* [ENTRIES PROVIDED]:

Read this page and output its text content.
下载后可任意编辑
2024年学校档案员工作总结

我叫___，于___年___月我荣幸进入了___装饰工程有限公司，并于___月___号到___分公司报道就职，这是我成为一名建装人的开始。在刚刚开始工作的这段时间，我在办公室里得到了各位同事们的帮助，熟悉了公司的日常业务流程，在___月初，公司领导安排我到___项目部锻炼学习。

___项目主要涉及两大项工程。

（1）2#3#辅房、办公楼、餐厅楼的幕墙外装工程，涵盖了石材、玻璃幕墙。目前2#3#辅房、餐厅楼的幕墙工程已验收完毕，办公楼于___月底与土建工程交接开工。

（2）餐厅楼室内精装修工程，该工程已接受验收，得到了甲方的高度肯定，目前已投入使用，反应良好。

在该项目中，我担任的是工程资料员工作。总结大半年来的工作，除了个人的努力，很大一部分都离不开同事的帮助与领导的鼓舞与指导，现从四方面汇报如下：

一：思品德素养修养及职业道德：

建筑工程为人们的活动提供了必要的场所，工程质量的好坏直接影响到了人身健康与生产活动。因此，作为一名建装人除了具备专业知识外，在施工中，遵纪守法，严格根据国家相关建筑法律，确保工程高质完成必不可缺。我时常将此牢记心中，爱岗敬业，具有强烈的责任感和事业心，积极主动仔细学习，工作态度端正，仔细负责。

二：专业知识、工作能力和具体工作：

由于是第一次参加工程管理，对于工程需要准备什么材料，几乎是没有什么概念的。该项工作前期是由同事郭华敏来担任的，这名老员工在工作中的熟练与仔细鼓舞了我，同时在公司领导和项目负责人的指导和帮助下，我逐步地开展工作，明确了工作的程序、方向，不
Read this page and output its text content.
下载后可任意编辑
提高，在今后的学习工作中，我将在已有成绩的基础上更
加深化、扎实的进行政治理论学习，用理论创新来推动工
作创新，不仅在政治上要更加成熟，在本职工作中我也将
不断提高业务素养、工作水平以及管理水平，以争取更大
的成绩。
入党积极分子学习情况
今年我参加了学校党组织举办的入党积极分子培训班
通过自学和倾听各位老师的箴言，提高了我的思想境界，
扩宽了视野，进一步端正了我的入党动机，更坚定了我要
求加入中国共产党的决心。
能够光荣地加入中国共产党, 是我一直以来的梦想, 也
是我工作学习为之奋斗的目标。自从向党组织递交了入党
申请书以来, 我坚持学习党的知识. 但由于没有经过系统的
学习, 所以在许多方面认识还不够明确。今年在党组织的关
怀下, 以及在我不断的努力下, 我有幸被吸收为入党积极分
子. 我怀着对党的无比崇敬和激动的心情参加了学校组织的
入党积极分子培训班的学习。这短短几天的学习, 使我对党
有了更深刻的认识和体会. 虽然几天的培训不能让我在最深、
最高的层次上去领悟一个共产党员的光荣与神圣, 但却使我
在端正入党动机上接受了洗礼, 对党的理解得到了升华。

* [BRIEF]: Give the records above again, word for word.

* [RESPONSE]:
Read this page and output its text content.
下载后可任意编辑
2024年学校档案员工作总结

我叫___，于___年___月我荣幸进入了___装饰工程有限公司，并于___月___号到___分公司报道就职，这是我成为一名建装人的开始。在刚刚开始工作的这段时间，我在办公室里得到了各位同事们的帮助，熟悉了公司的日常业务流程，在___月初，公司领导安排我到___项目部锻炼学习。

___项目主要涉及两大项工程。

（1）2#3#辅房、办公楼、餐厅楼的幕墙外装工程，涵盖了石材、玻璃幕墙。目前2#3#辅房、餐厅楼的幕墙工程已验收完毕，办公楼于___月底与土建工程交接开工。

（2）餐厅楼室内精装修工程，该工程已接受验收，得到了甲方的高度肯定，目前已投入使用，反应良好。

在该项目中，我担任的是工程资料员工作。总结大半年来的工作，除了个人的努力，很大一部分都离不开同事的帮助与领导的鼓舞与指导，现从四方面汇报如下：

一：思品德素养修养及职业道德：

建筑工程为人们的活动提供了必要的场所，工程质量的好坏直接影响到了人身健康与生产活动。因此，作为一名建装人除了具备专业知识外，在施工中，遵纪守法，严格根据国家相关建筑法律，确保工程高质完成必不可缺。我时常将此牢记心中，爱岗敬业，具有强烈的责任感和事业心，积极主动仔细学习，工作态度端正，仔细负责。

二：专业知识、工作能力和具体工作：

由于是第一次参加工程管理，对于工程需要准备什么材料，几乎是没有什么概念的。该项工作前期是由同事郭华敏来担任的，这名老员工在工作中的熟练与仔细鼓舞了我，同时在公司领导和项目负责人的指导和帮助下，我逐步地开展工作，明确了工作的程序、方向，不
Read this page and output its text content.
下载后可任意编辑
提高，在今后的学习工作中，我将在已有成绩的基础上更
加深化、扎实的进行政治理论学习，用理论创新来推动工
作创新，不仅在政治上要更加成熟，在本职工作中我也将
不断提高业务素养、工作水平以及管理水平，以争取更大
的成绩。
入党积极分子学习情况
今年我参加了学校党组织举办的入党积极分子培训班
通过自学和倾听各位老师的箴言，提高了我的思想境界，
扩宽了视野，进一步端正了我的入党动机，更坚定了我要
求加入中国共产党的决心。
能够光荣地加入中国共产党, 是我一直以来的梦想, 也
是我工作学习为之奋斗的目标。自从向党组织递交了入党
申请书以来, 我坚持学习党的知识. 但由于没有经过系统的
学习, 所以在许多方面认识还不够明确。今年在党组织的关
怀下, 以及在我不断的努力下, 我有幸被吸收为入党积极分
子. 我怀着对党的无比崇敬和激动的心情参加了学校组织的
入党积极分子培训班的学习。这短短几天的学习, 使我对党
有了更深刻的认识和体会. 虽然几天的培训不能让我在最深、
最高的层次上去领悟一个共产党员的光荣与神圣, 但却使我
在端正入党动机上接受了洗礼, 对党的理解得到了升华。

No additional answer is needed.